PROVIDED TEXT start
Technogenic geochemical association is usually investigating in comparison with natural one. The last consist of different combination of such main rare elements as titanium, manganese, chromium, barium, zirconium, phosphorus.
Technogenic-alluvial sediments were investigated by ecologists of the Perm University in the main city-industrial areas of the Urals. There are centers of metallurgy (Magnitogorsk, Lysva, Chusovoi, Nizhniy Tagil), chemical industry (Perm, Ufa, Gubakha), machinery (Ekatherinburg, Perm) and mining activity (Solikamsk, Berezniki, Kizel, etc.). The common technogenic particles are slag, coal, magnetic and glass spherules, brick, glass, metallic fragments, etc. Sometimes natural silt and clay particles coated with technogenic compounds enriched heavy metals are met.
PROVIDED TEXT end
ITEMS start
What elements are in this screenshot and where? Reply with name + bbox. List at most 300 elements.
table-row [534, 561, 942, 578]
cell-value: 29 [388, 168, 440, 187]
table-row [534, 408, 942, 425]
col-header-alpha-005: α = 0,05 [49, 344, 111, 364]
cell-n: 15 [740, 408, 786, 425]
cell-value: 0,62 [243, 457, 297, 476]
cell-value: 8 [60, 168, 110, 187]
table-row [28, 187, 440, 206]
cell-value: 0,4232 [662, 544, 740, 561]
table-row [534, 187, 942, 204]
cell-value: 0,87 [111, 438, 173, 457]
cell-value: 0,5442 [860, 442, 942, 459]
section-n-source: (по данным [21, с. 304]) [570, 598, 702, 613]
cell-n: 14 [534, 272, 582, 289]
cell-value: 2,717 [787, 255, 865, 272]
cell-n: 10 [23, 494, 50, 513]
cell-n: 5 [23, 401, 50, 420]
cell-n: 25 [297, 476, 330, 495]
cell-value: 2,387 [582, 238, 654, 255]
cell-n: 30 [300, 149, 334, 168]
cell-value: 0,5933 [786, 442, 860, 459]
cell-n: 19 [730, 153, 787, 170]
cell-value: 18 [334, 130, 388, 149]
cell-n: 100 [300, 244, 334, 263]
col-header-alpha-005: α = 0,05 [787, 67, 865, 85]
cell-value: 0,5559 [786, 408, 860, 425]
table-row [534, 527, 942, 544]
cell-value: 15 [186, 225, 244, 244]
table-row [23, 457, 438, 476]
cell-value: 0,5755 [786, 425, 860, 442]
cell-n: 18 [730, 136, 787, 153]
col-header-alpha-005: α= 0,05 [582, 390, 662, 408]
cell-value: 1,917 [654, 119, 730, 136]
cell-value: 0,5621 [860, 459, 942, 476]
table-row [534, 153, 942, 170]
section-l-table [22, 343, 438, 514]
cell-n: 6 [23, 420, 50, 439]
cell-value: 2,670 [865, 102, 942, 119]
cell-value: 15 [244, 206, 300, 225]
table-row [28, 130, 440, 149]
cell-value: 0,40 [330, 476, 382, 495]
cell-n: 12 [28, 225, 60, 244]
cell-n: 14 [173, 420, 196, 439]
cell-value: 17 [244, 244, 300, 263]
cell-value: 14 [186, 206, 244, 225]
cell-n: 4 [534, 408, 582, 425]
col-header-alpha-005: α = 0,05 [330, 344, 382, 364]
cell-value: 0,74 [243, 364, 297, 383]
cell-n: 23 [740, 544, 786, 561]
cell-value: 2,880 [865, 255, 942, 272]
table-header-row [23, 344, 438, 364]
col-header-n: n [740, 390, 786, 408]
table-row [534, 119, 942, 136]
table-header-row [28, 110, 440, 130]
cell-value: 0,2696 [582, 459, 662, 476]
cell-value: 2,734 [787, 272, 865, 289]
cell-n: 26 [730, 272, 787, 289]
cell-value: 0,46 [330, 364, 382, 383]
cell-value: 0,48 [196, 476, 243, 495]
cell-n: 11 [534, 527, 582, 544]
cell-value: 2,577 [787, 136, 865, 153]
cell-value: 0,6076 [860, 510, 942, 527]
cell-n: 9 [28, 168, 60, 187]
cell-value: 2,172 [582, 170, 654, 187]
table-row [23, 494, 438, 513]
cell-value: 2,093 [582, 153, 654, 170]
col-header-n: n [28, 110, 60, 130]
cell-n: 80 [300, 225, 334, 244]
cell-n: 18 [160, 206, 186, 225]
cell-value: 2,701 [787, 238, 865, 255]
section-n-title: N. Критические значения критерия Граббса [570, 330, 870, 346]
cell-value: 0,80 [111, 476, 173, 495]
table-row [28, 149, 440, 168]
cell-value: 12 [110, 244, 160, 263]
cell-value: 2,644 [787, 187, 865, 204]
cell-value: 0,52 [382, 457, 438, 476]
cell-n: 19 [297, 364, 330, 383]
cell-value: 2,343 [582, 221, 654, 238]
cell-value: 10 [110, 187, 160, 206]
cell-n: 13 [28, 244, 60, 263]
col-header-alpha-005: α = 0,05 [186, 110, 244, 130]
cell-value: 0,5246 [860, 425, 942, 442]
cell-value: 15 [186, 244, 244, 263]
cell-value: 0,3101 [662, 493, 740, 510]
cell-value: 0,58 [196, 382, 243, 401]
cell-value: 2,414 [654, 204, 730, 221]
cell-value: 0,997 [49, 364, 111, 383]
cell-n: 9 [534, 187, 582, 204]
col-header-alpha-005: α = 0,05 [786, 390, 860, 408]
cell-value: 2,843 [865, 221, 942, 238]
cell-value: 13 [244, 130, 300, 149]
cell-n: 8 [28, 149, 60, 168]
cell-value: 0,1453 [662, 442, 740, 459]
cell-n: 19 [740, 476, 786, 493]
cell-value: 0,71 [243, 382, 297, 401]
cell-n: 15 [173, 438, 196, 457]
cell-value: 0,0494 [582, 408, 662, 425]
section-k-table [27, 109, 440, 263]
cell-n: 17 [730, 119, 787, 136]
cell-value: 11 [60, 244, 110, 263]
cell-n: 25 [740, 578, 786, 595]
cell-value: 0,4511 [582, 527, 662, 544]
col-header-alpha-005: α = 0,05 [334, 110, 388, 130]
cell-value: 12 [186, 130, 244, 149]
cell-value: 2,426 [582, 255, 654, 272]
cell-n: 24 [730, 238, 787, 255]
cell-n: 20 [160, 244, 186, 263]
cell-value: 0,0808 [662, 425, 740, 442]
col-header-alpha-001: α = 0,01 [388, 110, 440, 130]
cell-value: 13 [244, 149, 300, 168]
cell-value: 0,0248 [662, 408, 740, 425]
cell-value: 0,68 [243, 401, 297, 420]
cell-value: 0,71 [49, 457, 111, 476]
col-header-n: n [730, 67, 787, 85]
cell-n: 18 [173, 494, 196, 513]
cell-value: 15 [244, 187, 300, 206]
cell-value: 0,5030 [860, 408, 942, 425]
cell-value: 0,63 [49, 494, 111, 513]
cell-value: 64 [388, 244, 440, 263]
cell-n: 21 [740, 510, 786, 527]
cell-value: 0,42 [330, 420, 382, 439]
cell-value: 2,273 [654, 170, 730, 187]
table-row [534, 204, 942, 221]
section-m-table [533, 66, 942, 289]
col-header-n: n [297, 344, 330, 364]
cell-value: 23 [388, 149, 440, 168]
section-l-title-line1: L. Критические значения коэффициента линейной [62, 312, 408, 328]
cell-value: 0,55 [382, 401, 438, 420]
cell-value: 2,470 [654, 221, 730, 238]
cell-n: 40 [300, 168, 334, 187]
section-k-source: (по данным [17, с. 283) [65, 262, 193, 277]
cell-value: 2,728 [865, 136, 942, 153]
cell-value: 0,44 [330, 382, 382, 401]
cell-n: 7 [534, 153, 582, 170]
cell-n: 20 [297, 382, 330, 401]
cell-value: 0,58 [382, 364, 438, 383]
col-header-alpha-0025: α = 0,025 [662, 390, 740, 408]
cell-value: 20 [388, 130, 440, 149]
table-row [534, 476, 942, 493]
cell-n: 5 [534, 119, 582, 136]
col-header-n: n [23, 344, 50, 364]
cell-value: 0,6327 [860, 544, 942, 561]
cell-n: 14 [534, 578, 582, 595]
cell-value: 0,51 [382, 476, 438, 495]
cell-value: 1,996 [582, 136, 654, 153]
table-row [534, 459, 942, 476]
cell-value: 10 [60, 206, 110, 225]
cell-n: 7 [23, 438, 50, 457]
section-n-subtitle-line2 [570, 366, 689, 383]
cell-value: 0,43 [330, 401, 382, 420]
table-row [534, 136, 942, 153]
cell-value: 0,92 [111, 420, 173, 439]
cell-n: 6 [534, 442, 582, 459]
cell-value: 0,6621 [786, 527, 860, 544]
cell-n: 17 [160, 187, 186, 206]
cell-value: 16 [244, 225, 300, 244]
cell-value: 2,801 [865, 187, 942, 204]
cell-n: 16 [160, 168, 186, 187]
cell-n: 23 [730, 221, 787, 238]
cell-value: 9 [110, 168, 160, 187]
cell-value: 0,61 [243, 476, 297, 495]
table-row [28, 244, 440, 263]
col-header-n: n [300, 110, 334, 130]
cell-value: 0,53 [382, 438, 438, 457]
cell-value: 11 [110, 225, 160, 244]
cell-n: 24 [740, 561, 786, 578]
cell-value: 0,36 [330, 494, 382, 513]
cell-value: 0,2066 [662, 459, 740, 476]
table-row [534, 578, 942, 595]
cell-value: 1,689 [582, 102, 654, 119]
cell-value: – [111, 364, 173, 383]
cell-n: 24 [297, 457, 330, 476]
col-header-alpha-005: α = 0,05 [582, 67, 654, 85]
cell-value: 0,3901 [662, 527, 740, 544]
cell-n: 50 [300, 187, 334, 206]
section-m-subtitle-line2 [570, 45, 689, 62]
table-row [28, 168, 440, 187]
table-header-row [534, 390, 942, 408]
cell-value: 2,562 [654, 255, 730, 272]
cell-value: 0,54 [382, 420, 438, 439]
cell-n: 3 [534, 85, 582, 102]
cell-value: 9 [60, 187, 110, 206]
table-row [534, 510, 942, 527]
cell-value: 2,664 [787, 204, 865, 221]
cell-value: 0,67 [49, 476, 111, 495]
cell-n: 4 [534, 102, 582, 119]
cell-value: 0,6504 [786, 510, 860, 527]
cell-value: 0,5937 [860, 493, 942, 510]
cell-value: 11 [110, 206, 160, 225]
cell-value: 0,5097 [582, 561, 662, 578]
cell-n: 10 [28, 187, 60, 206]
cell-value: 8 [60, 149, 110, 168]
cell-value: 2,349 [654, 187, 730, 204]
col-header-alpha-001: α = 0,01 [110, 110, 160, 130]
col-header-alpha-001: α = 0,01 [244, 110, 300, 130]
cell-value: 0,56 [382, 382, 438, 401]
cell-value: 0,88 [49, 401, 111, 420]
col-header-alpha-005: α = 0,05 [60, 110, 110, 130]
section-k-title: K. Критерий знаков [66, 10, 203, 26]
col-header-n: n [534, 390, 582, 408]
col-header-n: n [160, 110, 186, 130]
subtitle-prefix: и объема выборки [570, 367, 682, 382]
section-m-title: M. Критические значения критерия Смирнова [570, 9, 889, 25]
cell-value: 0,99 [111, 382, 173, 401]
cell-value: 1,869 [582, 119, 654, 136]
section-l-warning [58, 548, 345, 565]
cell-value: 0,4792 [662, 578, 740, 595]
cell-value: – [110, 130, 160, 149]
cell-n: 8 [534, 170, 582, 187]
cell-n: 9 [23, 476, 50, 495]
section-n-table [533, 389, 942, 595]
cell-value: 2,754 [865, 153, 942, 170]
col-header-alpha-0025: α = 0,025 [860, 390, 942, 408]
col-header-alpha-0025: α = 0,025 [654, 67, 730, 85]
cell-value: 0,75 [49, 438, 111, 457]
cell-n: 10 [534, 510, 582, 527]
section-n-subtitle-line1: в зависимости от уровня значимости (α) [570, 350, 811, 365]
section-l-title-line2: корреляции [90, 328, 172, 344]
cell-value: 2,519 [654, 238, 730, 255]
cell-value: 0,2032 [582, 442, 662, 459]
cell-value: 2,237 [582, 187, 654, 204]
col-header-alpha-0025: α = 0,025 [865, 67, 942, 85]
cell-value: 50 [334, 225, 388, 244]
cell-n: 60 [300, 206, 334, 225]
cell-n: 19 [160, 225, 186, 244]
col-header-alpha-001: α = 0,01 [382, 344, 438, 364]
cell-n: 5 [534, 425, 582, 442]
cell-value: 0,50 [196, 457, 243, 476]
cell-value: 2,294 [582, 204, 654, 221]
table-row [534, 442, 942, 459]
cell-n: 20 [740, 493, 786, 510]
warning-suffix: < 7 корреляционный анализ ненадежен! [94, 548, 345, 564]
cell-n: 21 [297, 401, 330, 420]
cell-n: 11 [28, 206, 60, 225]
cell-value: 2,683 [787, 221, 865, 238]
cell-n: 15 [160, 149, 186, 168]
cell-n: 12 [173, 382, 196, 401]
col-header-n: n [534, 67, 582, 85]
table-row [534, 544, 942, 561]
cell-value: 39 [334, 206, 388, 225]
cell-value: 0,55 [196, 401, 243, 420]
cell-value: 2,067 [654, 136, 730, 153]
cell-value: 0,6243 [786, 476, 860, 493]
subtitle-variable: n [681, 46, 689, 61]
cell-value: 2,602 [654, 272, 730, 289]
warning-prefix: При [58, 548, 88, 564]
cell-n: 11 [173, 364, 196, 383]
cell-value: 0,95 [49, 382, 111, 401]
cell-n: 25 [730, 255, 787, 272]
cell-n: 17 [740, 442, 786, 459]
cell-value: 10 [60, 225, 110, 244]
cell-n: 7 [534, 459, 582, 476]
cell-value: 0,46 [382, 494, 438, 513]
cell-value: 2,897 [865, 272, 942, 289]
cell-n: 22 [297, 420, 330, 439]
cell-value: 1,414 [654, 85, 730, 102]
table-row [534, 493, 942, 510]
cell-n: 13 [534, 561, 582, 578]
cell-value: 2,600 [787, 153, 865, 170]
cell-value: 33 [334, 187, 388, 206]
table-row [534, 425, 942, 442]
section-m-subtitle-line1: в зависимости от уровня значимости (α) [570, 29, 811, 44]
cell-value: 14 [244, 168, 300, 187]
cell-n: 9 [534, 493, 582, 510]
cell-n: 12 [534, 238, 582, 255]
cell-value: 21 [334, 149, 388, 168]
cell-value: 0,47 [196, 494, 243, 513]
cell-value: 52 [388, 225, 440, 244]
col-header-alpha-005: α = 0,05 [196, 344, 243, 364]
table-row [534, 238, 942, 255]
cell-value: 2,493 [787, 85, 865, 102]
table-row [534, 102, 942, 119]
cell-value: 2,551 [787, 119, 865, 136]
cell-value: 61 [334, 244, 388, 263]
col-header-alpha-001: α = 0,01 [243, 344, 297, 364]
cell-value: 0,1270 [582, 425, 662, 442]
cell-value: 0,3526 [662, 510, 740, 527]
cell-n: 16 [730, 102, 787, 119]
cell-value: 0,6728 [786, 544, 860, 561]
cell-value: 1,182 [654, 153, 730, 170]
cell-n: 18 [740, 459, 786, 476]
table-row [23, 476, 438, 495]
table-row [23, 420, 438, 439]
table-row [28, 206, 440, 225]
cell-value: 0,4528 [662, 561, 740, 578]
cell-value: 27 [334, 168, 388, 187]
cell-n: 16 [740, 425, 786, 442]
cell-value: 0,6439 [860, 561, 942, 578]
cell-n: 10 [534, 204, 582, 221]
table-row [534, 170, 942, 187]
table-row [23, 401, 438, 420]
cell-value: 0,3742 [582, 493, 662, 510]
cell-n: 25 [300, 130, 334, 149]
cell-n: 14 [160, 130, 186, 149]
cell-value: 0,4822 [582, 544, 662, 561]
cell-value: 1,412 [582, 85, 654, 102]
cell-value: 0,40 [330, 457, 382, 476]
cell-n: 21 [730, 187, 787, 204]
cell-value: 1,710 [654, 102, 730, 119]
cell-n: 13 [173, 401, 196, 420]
ITEMS end
CHALLENGES:
1. According to the passage on technogenic sediments in the Urals, who investigated the technogenic-alluvial sediments?
2. Summarize the passage on technogenic sediments in the Urals in two sentences.
3. Carry on the passage about technogenic sediments in the Urals, picking up after its final sentence.

TASK-BY-TASK RESULTS:
1. Ecologists of the Perm University.

2. Ecologists of the Perm University studied technogenic-alluvial sediments in the main city-industrial areas of the Urals, which are centers of metallurgy, chemical industry, machinery and mining. The common technogenic particles are slag, coal, magnetic and glass spherules, brick, glass and metallic fragments, and natural silt and clay particles coated with technogenic compounds enriched in heavy metals are sometimes found.

3.
The detailed investigations were fulfilled on the territories of Perm city-industrial agglomeration and Kizel Coal Basin with a lot of adjacent towns and countries (Maximovich, Gorbunova, 1990; Maximovich, Blinov and Menshikova, 1995; Maximovich, 1997). As to the territory of Perm City there are typical technogenic products in small river sediments such as industrial dust, spherules, metallic particles, brick and other fragments of construction materials (Osovetskiy, Menshikova, 1997). Technogenic geochemical rare element association in suspended load besides manganese and chromium include zinc, copper, lead, tin, nickel (table 1).

Table 1. Element percentage in silt of small rivers on the polluted territory of Perm City, ppm
River Part Mn Cr Zn Ni Cu Pb Sn N*
Muljanka Suburb 650 150 45 60 65 7,5 2,5 3
City 940 250 130 77 100 17 6 10
Egoshikha Suburb 600 500 200 400 90 30 6 2
City 860 520 220 460 110 32 7,4 4
Danilikha Suburb 550 230 85 85 100 18 2,5 2
City 1260 420 250 180 120 50 12 9
* - a number of samples.
A great number of technogenic products supplied by the Perm plants is transporting in bottom load of small rivers. Among them metallic shaving and fragments of metals are prevailed. They concentrate in heavy fractions of alluvial sediments. Its chemical composition is enriched in one or several metals according to the industrial specialization. For instance, lead content in heavy fraction of the Danilikha River sandy-gravel alluvium reaches 0,15%, that is in 30 times more than in polluted silt.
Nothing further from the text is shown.